■ **YOUR OBJECTIVE**:
Without changing a character, return the entries, but not the images they hold.

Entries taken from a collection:

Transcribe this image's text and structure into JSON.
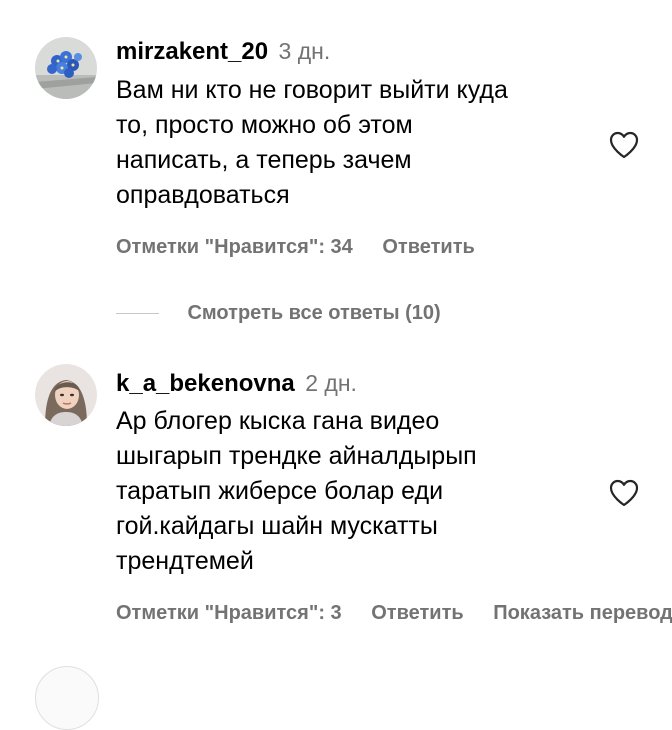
{
  "comments": [
    {
      "username": "mirzakent_20",
      "timestamp": "3 дн.",
      "avatar": "blue-flowers-avatar",
      "lines": [
        "Вам ни кто не говорит выйти куда",
        "то, просто можно об этом",
        "написать, а теперь зачем",
        "оправдоваться"
      ],
      "likes_label": "Отметки \"Нравится\": 34",
      "reply_label": "Ответить",
      "view_replies_label": "Смотреть все ответы (10)"
    },
    {
      "username": "k_a_bekenovna",
      "timestamp": "2 дн.",
      "avatar": "woman-portrait-avatar",
      "lines": [
        "Ар блогер кыска гана видео",
        "шыгарып трендке айналдырып",
        "таратып жиберсе болар еди",
        "гой.кайдагы шайн мускатты",
        "трендтемей"
      ],
      "likes_label": "Отметки \"Нравится\": 3",
      "reply_label": "Ответить",
      "translate_label": "Показать перевод"
    }
  ],
  "icons": {
    "like": "heart-outline-icon"
  },
  "colors": {
    "text": "#000000",
    "secondary": "#737373",
    "divider": "#c7c7c7"
  }
}
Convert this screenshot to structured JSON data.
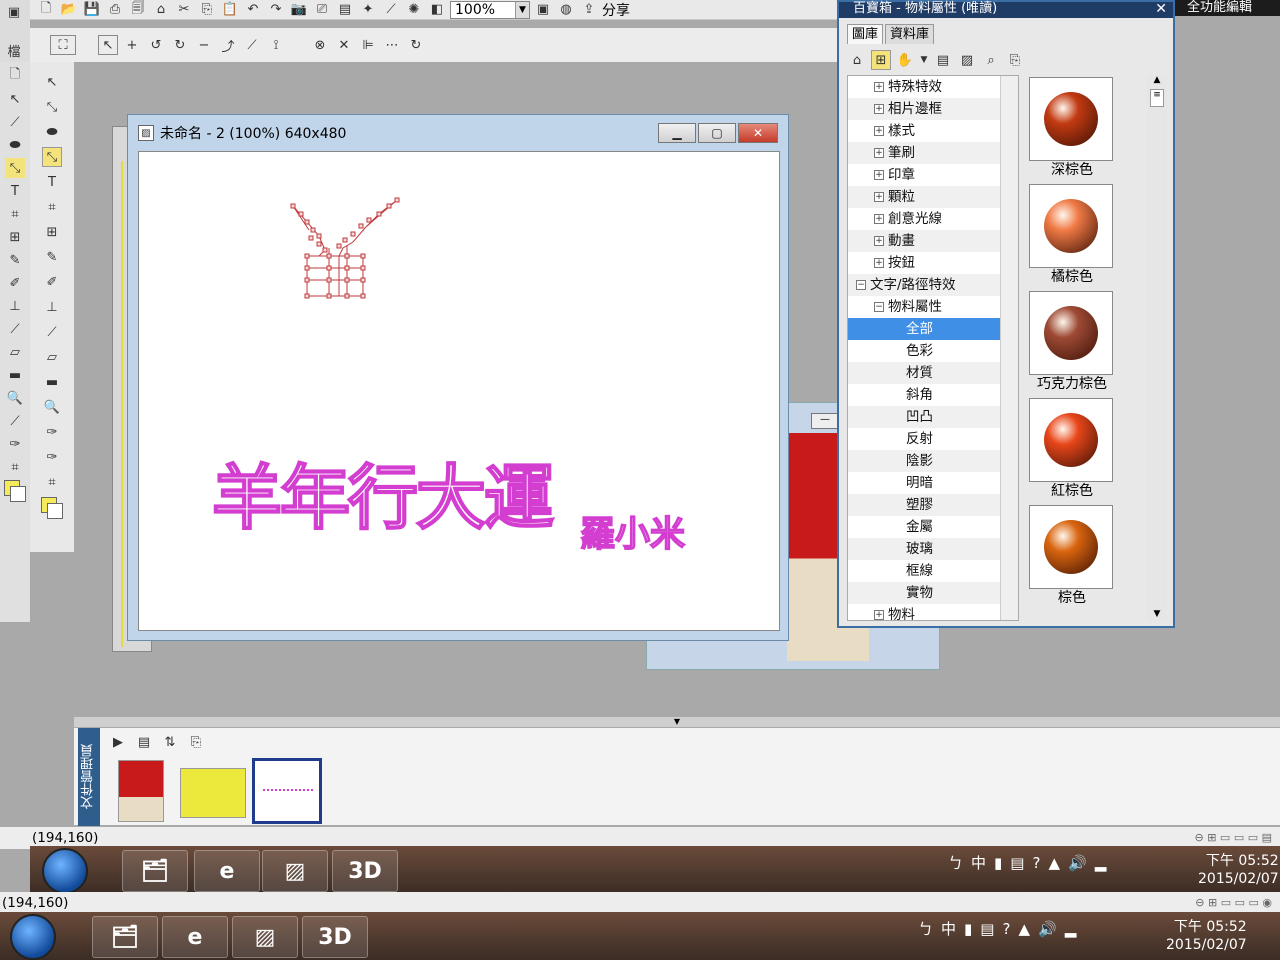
{
  "toolbar": {
    "zoom_value": "100%",
    "share_label": "分享"
  },
  "side_label": "檔",
  "full_function_label": "全功能編輯",
  "document": {
    "title": "未命名 - 2 (100%) 640x480",
    "main_text": "羊年行大運",
    "sub_text": "羅小米"
  },
  "library": {
    "title": "百寶箱 - 物料屬性 (唯讀)",
    "tabs": [
      "圖庫",
      "資料庫"
    ],
    "tree": [
      {
        "label": "特殊特效",
        "level": 1,
        "sign": "+"
      },
      {
        "label": "相片邊框",
        "level": 1,
        "sign": "+"
      },
      {
        "label": "樣式",
        "level": 1,
        "sign": "+"
      },
      {
        "label": "筆刷",
        "level": 1,
        "sign": "+"
      },
      {
        "label": "印章",
        "level": 1,
        "sign": "+"
      },
      {
        "label": "顆粒",
        "level": 1,
        "sign": "+"
      },
      {
        "label": "創意光線",
        "level": 1,
        "sign": "+"
      },
      {
        "label": "動畫",
        "level": 1,
        "sign": "+"
      },
      {
        "label": "按鈕",
        "level": 1,
        "sign": "+"
      },
      {
        "label": "文字/路徑特效",
        "level": 0,
        "sign": "−"
      },
      {
        "label": "物料屬性",
        "level": 1,
        "sign": "−"
      },
      {
        "label": "全部",
        "level": 2,
        "selected": true
      },
      {
        "label": "色彩",
        "level": 2
      },
      {
        "label": "材質",
        "level": 2
      },
      {
        "label": "斜角",
        "level": 2
      },
      {
        "label": "凹凸",
        "level": 2
      },
      {
        "label": "反射",
        "level": 2
      },
      {
        "label": "陰影",
        "level": 2
      },
      {
        "label": "明暗",
        "level": 2
      },
      {
        "label": "塑膠",
        "level": 2
      },
      {
        "label": "金屬",
        "level": 2
      },
      {
        "label": "玻璃",
        "level": 2
      },
      {
        "label": "框線",
        "level": 2
      },
      {
        "label": "實物",
        "level": 2
      },
      {
        "label": "物料",
        "level": 1,
        "sign": "+"
      }
    ],
    "swatches": [
      {
        "name": "深棕色",
        "color": "#c23a12"
      },
      {
        "name": "橘棕色",
        "color": "#f07a45"
      },
      {
        "name": "巧克力棕色",
        "color": "#9e4a35"
      },
      {
        "name": "紅棕色",
        "color": "#e8461a"
      },
      {
        "name": "棕色",
        "color": "#d9650f"
      }
    ]
  },
  "doc_manager": {
    "label": "文件管理員"
  },
  "status": {
    "coords_top": "(194,160)",
    "coords_bottom": "(194,160)"
  },
  "taskbar": {
    "ime_items": [
      "ㄅ",
      "中"
    ],
    "clock_time_top": "下午 05:52",
    "clock_date_top": "2015/02/07",
    "clock_time_bottom": "下午 05:52",
    "clock_date_bottom": "2015/02/07",
    "app_3d_label": "3D"
  },
  "colors": {
    "accent": "#3f8fe6",
    "text_outline": "#d33ed0",
    "path_color": "#c0393b",
    "foreground_swatch": "#f5ea5a"
  }
}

■ **SOLUTION BELOW**:
Transcribe this image's text and structure into JSON.
{
  "comments": [
    {
      "username": "mirzakent_20",
      "timestamp": "3 дн.",
      "avatar": "blue-flowers-avatar",
      "lines": [
        "Вам ни кто не говорит выйти куда",
        "то, просто можно об этом",
        "написать, а теперь зачем",
        "оправдоваться"
      ],
      "likes_label": "Отметки \"Нравится\": 34",
      "reply_label": "Ответить",
      "view_replies_label": "Смотреть все ответы (10)"
    },
    {
      "username": "k_a_bekenovna",
      "timestamp": "2 дн.",
      "avatar": "woman-portrait-avatar",
      "lines": [
        "Ар блогер кыска гана видео",
        "шыгарып трендке айналдырып",
        "таратып жиберсе болар еди",
        "гой.кайдагы шайн мускатты",
        "трендтемей"
      ],
      "likes_label": "Отметки \"Нравится\": 3",
      "reply_label": "Ответить",
      "translate_label": "Показать перевод"
    }
  ],
  "icons": {
    "like": "heart-outline-icon"
  },
  "colors": {
    "text": "#000000",
    "secondary": "#737373",
    "divider": "#c7c7c7"
  }
}
Convert this screenshot to structured JSON data.
{
  "toolbar": {
    "zoom_value": "100%",
    "share_label": "分享"
  },
  "side_label": "檔",
  "full_function_label": "全功能編輯",
  "document": {
    "title": "未命名 - 2 (100%) 640x480",
    "main_text": "羊年行大運",
    "sub_text": "羅小米"
  },
  "library": {
    "title": "百寶箱 - 物料屬性 (唯讀)",
    "tabs": [
      "圖庫",
      "資料庫"
    ],
    "tree": [
      {
        "label": "特殊特效",
        "level": 1,
        "sign": "+"
      },
      {
        "label": "相片邊框",
        "level": 1,
        "sign": "+"
      },
      {
        "label": "樣式",
        "level": 1,
        "sign": "+"
      },
      {
        "label": "筆刷",
        "level": 1,
        "sign": "+"
      },
      {
        "label": "印章",
        "level": 1,
        "sign": "+"
      },
      {
        "label": "顆粒",
        "level": 1,
        "sign": "+"
      },
      {
        "label": "創意光線",
        "level": 1,
        "sign": "+"
      },
      {
        "label": "動畫",
        "level": 1,
        "sign": "+"
      },
      {
        "label": "按鈕",
        "level": 1,
        "sign": "+"
      },
      {
        "label": "文字/路徑特效",
        "level": 0,
        "sign": "−"
      },
      {
        "label": "物料屬性",
        "level": 1,
        "sign": "−"
      },
      {
        "label": "全部",
        "level": 2,
        "selected": true
      },
      {
        "label": "色彩",
        "level": 2
      },
      {
        "label": "材質",
        "level": 2
      },
      {
        "label": "斜角",
        "level": 2
      },
      {
        "label": "凹凸",
        "level": 2
      },
      {
        "label": "反射",
        "level": 2
      },
      {
        "label": "陰影",
        "level": 2
      },
      {
        "label": "明暗",
        "level": 2
      },
      {
        "label": "塑膠",
        "level": 2
      },
      {
        "label": "金屬",
        "level": 2
      },
      {
        "label": "玻璃",
        "level": 2
      },
      {
        "label": "框線",
        "level": 2
      },
      {
        "label": "實物",
        "level": 2
      },
      {
        "label": "物料",
        "level": 1,
        "sign": "+"
      }
    ],
    "swatches": [
      {
        "name": "深棕色",
        "color": "#c23a12"
      },
      {
        "name": "橘棕色",
        "color": "#f07a45"
      },
      {
        "name": "巧克力棕色",
        "color": "#9e4a35"
      },
      {
        "name": "紅棕色",
        "color": "#e8461a"
      },
      {
        "name": "棕色",
        "color": "#d9650f"
      }
    ]
  },
  "doc_manager": {
    "label": "文件管理員"
  },
  "status": {
    "coords_top": "(194,160)",
    "coords_bottom": "(194,160)"
  },
  "taskbar": {
    "ime_items": [
      "ㄅ",
      "中"
    ],
    "clock_time_top": "下午 05:52",
    "clock_date_top": "2015/02/07",
    "clock_time_bottom": "下午 05:52",
    "clock_date_bottom": "2015/02/07",
    "app_3d_label": "3D"
  },
  "colors": {
    "accent": "#3f8fe6",
    "text_outline": "#d33ed0",
    "path_color": "#c0393b",
    "foreground_swatch": "#f5ea5a"
  }
}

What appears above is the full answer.